◆ **Extracted data**
○ ○ ○
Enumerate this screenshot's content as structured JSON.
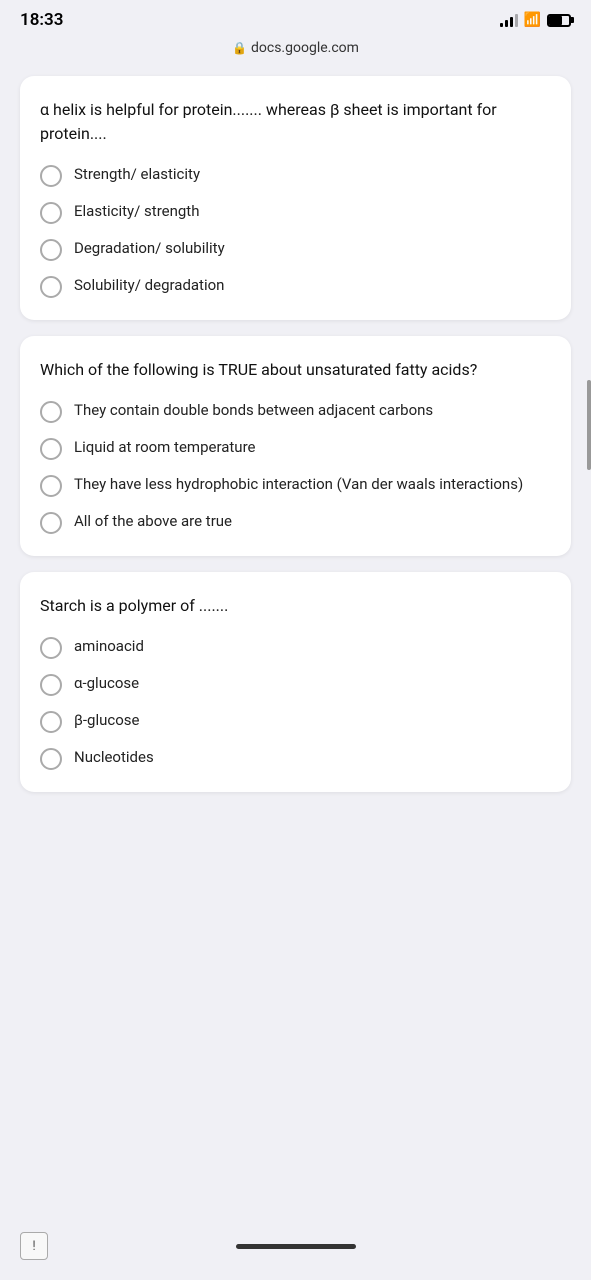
{
  "statusBar": {
    "time": "18:33",
    "url": "docs.google.com"
  },
  "questions": [
    {
      "id": "q1",
      "text": "α helix is helpful for protein....... whereas β sheet is important for protein....",
      "options": [
        {
          "id": "q1a",
          "text": "Strength/ elasticity"
        },
        {
          "id": "q1b",
          "text": "Elasticity/ strength"
        },
        {
          "id": "q1c",
          "text": "Degradation/ solubility"
        },
        {
          "id": "q1d",
          "text": "Solubility/ degradation"
        }
      ]
    },
    {
      "id": "q2",
      "text": "Which of the following is TRUE about unsaturated fatty acids?",
      "options": [
        {
          "id": "q2a",
          "text": "They contain double bonds between adjacent carbons"
        },
        {
          "id": "q2b",
          "text": "Liquid at room temperature"
        },
        {
          "id": "q2c",
          "text": "They have less hydrophobic interaction (Van der waals interactions)"
        },
        {
          "id": "q2d",
          "text": "All of the above are true"
        }
      ]
    },
    {
      "id": "q3",
      "text": "Starch is a polymer of .......",
      "options": [
        {
          "id": "q3a",
          "text": "aminoacid"
        },
        {
          "id": "q3b",
          "text": "α-glucose"
        },
        {
          "id": "q3c",
          "text": "β-glucose"
        },
        {
          "id": "q3d",
          "text": "Nucleotides"
        }
      ]
    }
  ],
  "bottomButton": {
    "label": "!"
  }
}
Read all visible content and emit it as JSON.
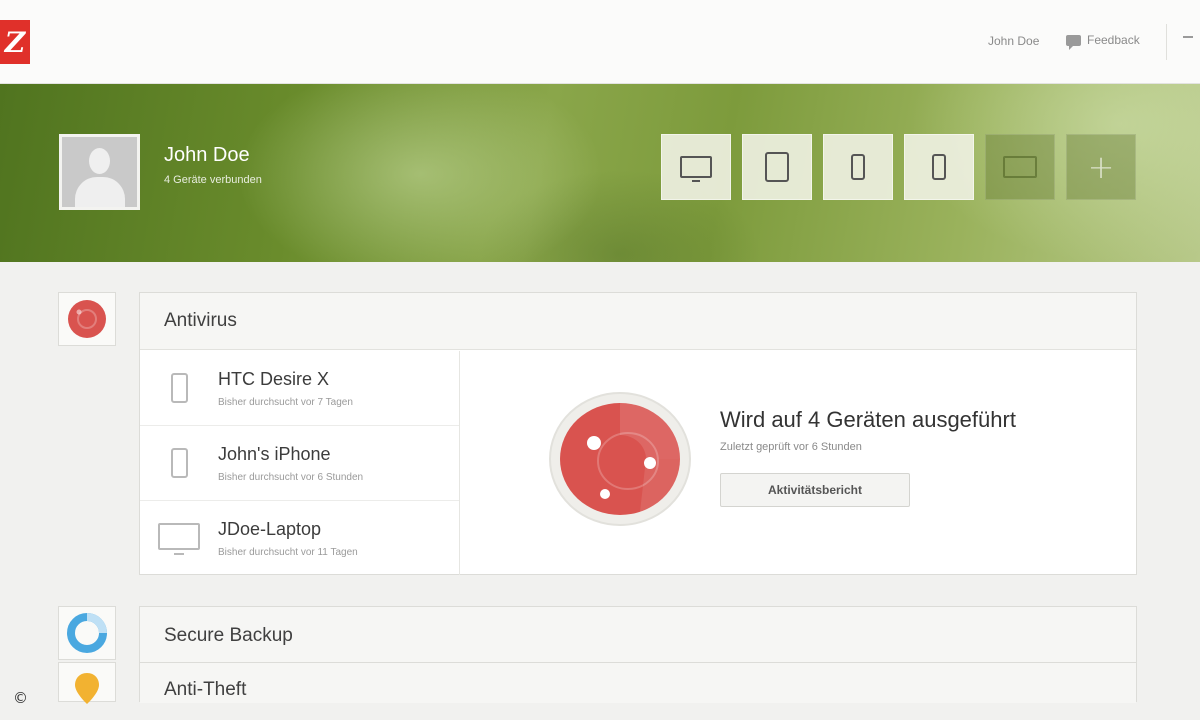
{
  "header": {
    "logo_text": "Z",
    "user_name": "John Doe",
    "feedback_label": "Feedback"
  },
  "profile": {
    "name": "John Doe",
    "subtitle": "4 Geräte verbunden"
  },
  "device_tiles": [
    {
      "icon": "monitor-icon",
      "active": true
    },
    {
      "icon": "tablet-icon",
      "active": true
    },
    {
      "icon": "phone-icon",
      "active": true
    },
    {
      "icon": "phone-icon",
      "active": true
    },
    {
      "icon": "laptop-icon",
      "active": false
    },
    {
      "icon": "plus-icon",
      "label": "+",
      "active": false
    }
  ],
  "antivirus": {
    "title": "Antivirus",
    "devices": [
      {
        "name": "HTC Desire X",
        "status": "Bisher durchsucht vor 7 Tagen",
        "icon": "phone-icon"
      },
      {
        "name": "John's iPhone",
        "status": "Bisher durchsucht vor 6 Stunden",
        "icon": "phone-icon"
      },
      {
        "name": "JDoe-Laptop",
        "status": "Bisher durchsucht vor 11 Tagen",
        "icon": "laptop-icon"
      }
    ],
    "status_title": "Wird auf 4 Geräten ausgeführt",
    "status_sub": "Zuletzt geprüft vor 6 Stunden",
    "report_button": "Aktivitätsbericht",
    "color": "#d9534f"
  },
  "secure_backup": {
    "title": "Secure Backup",
    "color": "#4aa8e0"
  },
  "anti_theft": {
    "title": "Anti-Theft",
    "color": "#f2b231"
  },
  "footer": {
    "copyright": "©"
  }
}
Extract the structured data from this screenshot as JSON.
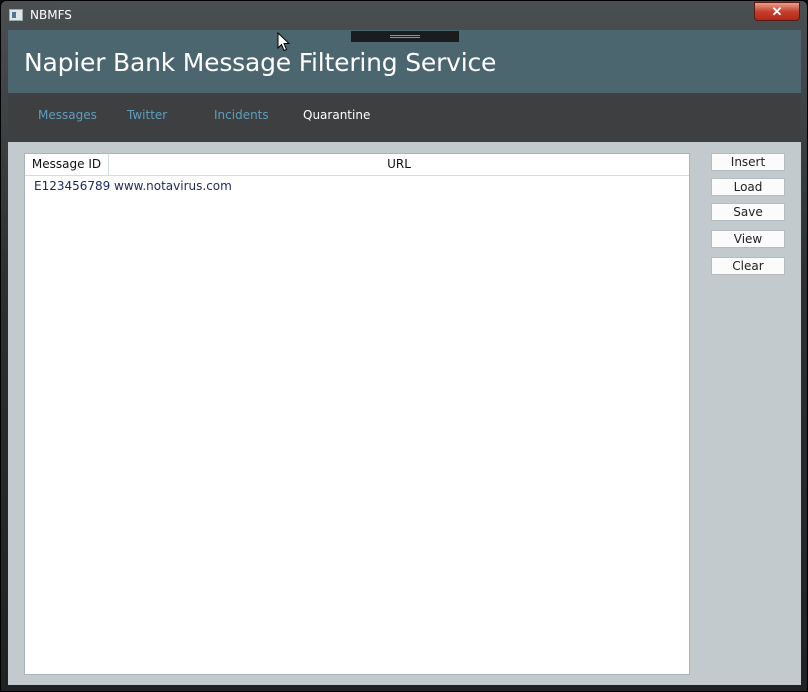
{
  "window": {
    "title": "NBMFS",
    "close_glyph": "✕"
  },
  "header": {
    "app_title": "Napier Bank Message Filtering Service"
  },
  "nav": {
    "tabs": [
      {
        "label": "Messages",
        "active": false
      },
      {
        "label": "Twitter",
        "active": false
      },
      {
        "label": "Incidents",
        "active": false
      },
      {
        "label": "Quarantine",
        "active": true
      }
    ]
  },
  "grid": {
    "columns": [
      "Message ID",
      "URL"
    ],
    "rows": [
      {
        "message_id": "E123456789",
        "url": "www.notavirus.com"
      }
    ]
  },
  "actions": {
    "insert": "Insert",
    "load": "Load",
    "save": "Save",
    "view": "View",
    "clear": "Clear"
  },
  "colors": {
    "header_bg": "#4c6670",
    "nav_bg": "#3d3f40",
    "nav_link": "#5d9fc0",
    "content_bg": "#c2cacd"
  }
}
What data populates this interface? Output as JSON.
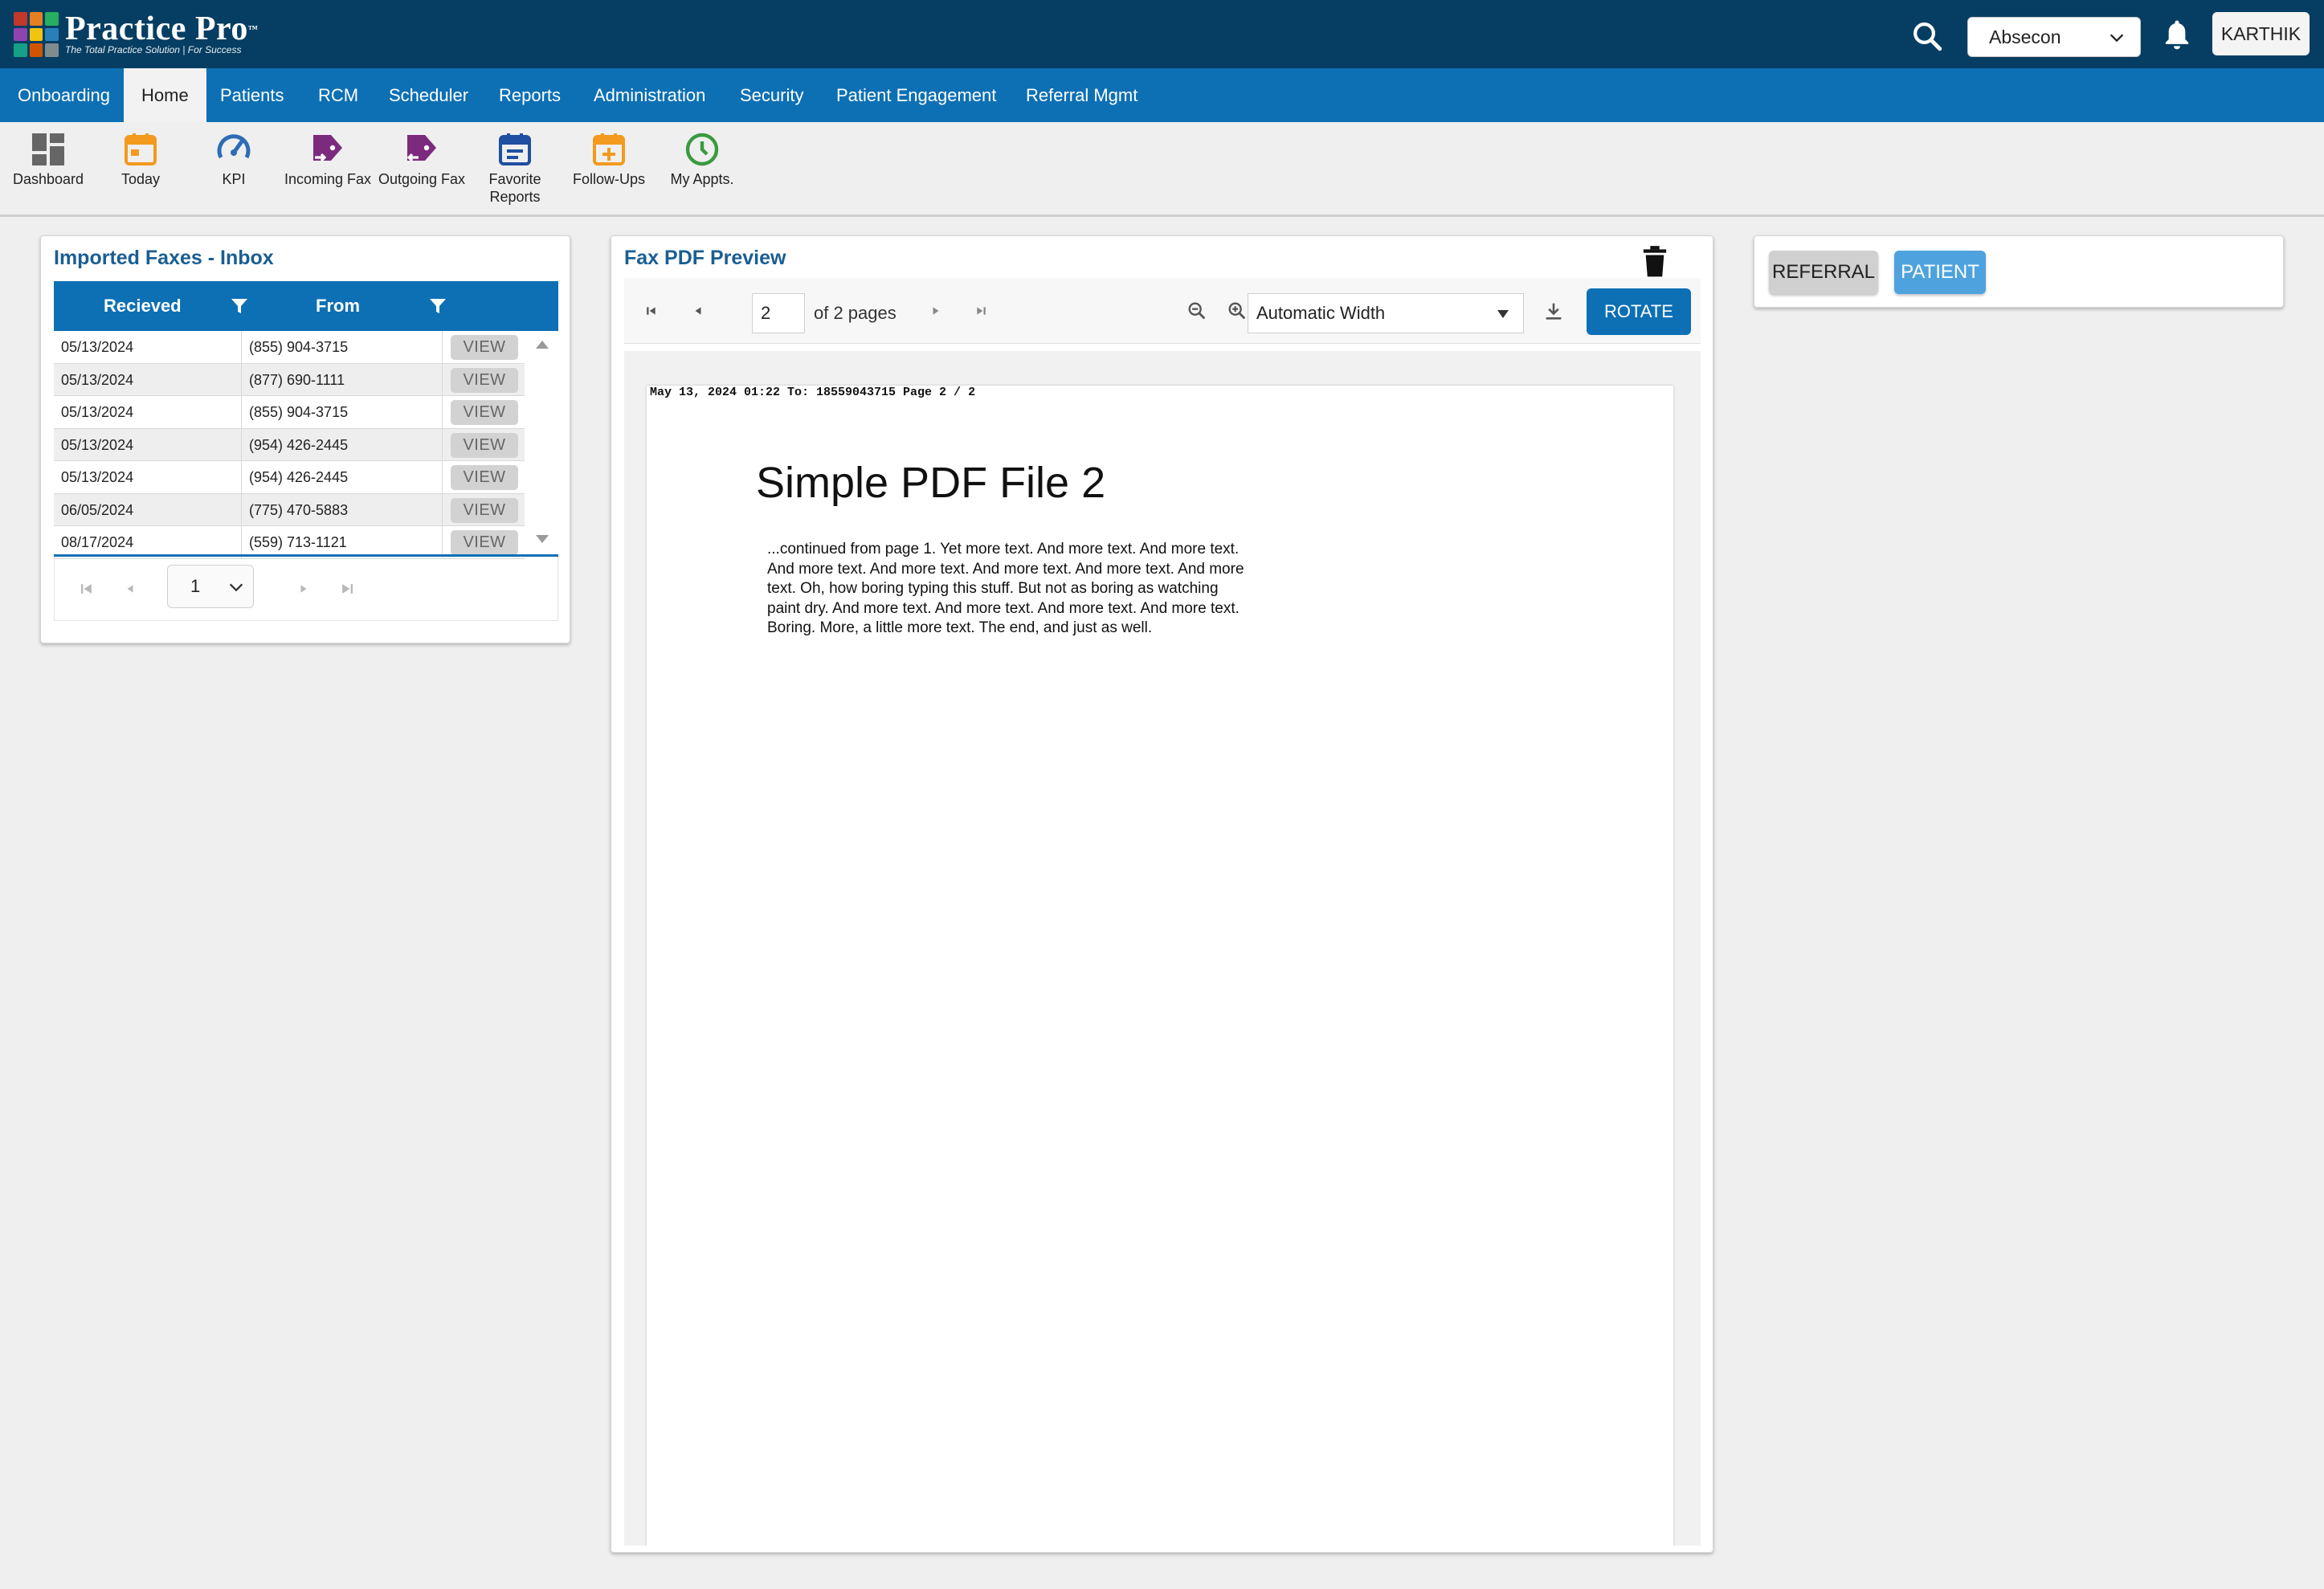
{
  "app": {
    "logo_title": "Practice Pro",
    "logo_trademark": "™",
    "logo_tagline": "The Total Practice Solution | For Success",
    "location": "Absecon",
    "user": "KARTHIK"
  },
  "nav": {
    "items": [
      {
        "label": "Onboarding"
      },
      {
        "label": "Home"
      },
      {
        "label": "Patients"
      },
      {
        "label": "RCM"
      },
      {
        "label": "Scheduler"
      },
      {
        "label": "Reports"
      },
      {
        "label": "Administration"
      },
      {
        "label": "Security"
      },
      {
        "label": "Patient Engagement"
      },
      {
        "label": "Referral Mgmt"
      }
    ],
    "active": "Home"
  },
  "toolbar": {
    "items": [
      {
        "label": "Dashboard",
        "icon": "dashboard-icon"
      },
      {
        "label": "Today",
        "icon": "calendar-today-icon"
      },
      {
        "label": "KPI",
        "icon": "speedometer-icon"
      },
      {
        "label": "Incoming Fax",
        "icon": "incoming-fax-icon"
      },
      {
        "label": "Outgoing Fax",
        "icon": "outgoing-fax-icon"
      },
      {
        "label": "Favorite Reports",
        "icon": "report-calendar-icon"
      },
      {
        "label": "Follow-Ups",
        "icon": "calendar-add-icon"
      },
      {
        "label": "My Appts.",
        "icon": "clock-icon"
      }
    ]
  },
  "inbox": {
    "title": "Imported Faxes - Inbox",
    "columns": [
      "Recieved",
      "From"
    ],
    "view_label": "VIEW",
    "rows": [
      {
        "received": "05/13/2024",
        "from": "(855) 904-3715"
      },
      {
        "received": "05/13/2024",
        "from": "(877) 690-1111"
      },
      {
        "received": "05/13/2024",
        "from": "(855) 904-3715"
      },
      {
        "received": "05/13/2024",
        "from": "(954) 426-2445"
      },
      {
        "received": "05/13/2024",
        "from": "(954) 426-2445"
      },
      {
        "received": "06/05/2024",
        "from": "(775) 470-5883"
      },
      {
        "received": "08/17/2024",
        "from": "(559) 713-1121"
      }
    ],
    "page": "1"
  },
  "preview": {
    "title": "Fax PDF Preview",
    "current_page": "2",
    "page_count_text": "of 2 pages",
    "zoom": "Automatic Width",
    "rotate_label": "ROTATE",
    "fax_header": "May 13, 2024 01:22 To: 18559043715 Page 2 / 2",
    "pdf_heading": "Simple PDF File 2",
    "pdf_lines": [
      "...continued from page 1. Yet more text. And more text. And more text.",
      "And more text. And more text. And more text. And more text. And more",
      "text. Oh, how boring typing this stuff. But not as boring as watching",
      "paint dry. And more text. And more text. And more text. And more text.",
      "Boring.  More, a little more text. The end, and just as well."
    ]
  },
  "actions": {
    "referral_label": "REFERRAL",
    "patient_label": "PATIENT"
  },
  "colors": {
    "topbar": "#063e63",
    "nav": "#0d70b5",
    "accent_button": "#0d70b5",
    "patient_button": "#4ea3de",
    "title_text": "#1a5e92"
  }
}
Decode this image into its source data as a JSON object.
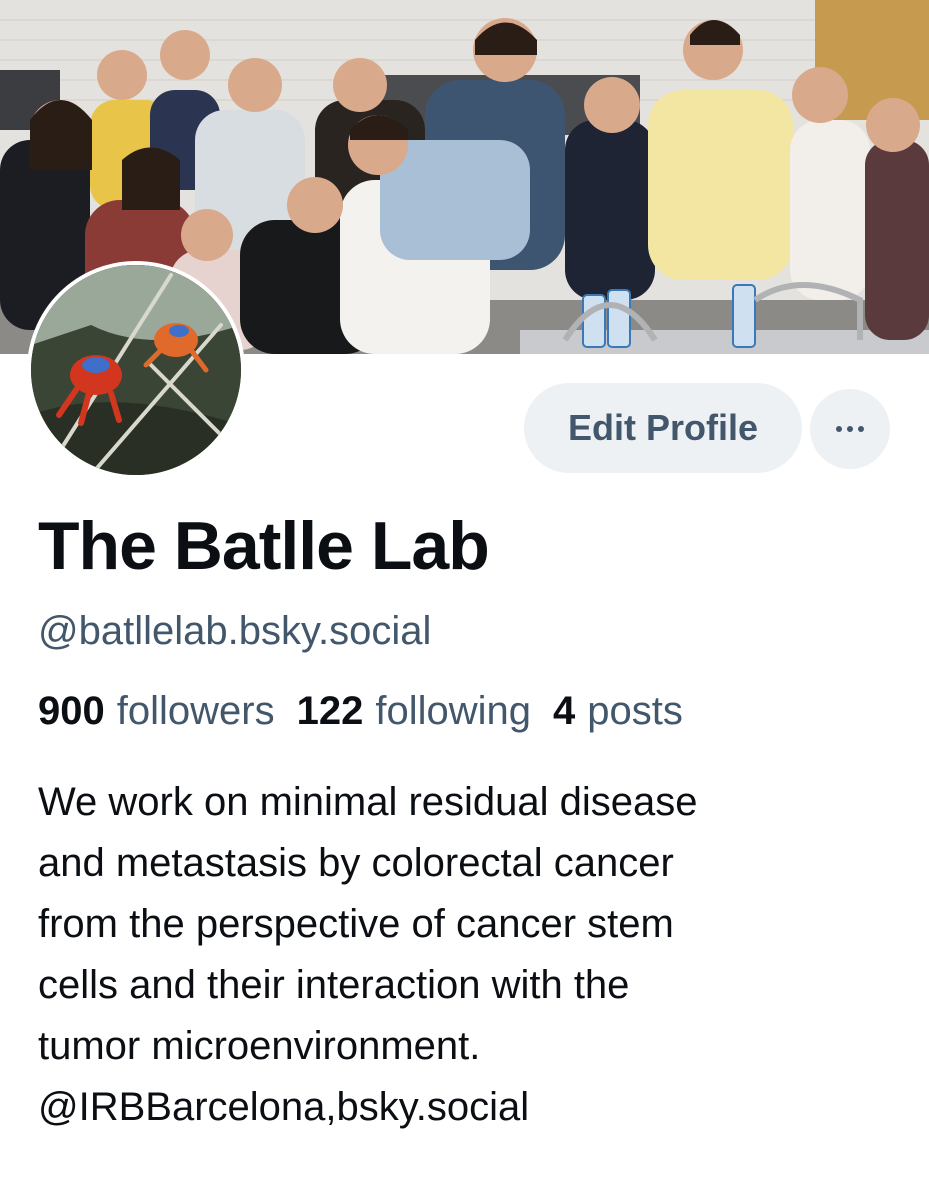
○ ○ ○
◆ **Exercise details**
Set apart and copy each line of the records that holds the word "John".

◆ **Exercise result**
    "user_name": "John Doe",
    "name": "John Doe",
        "name": "John's iPhone",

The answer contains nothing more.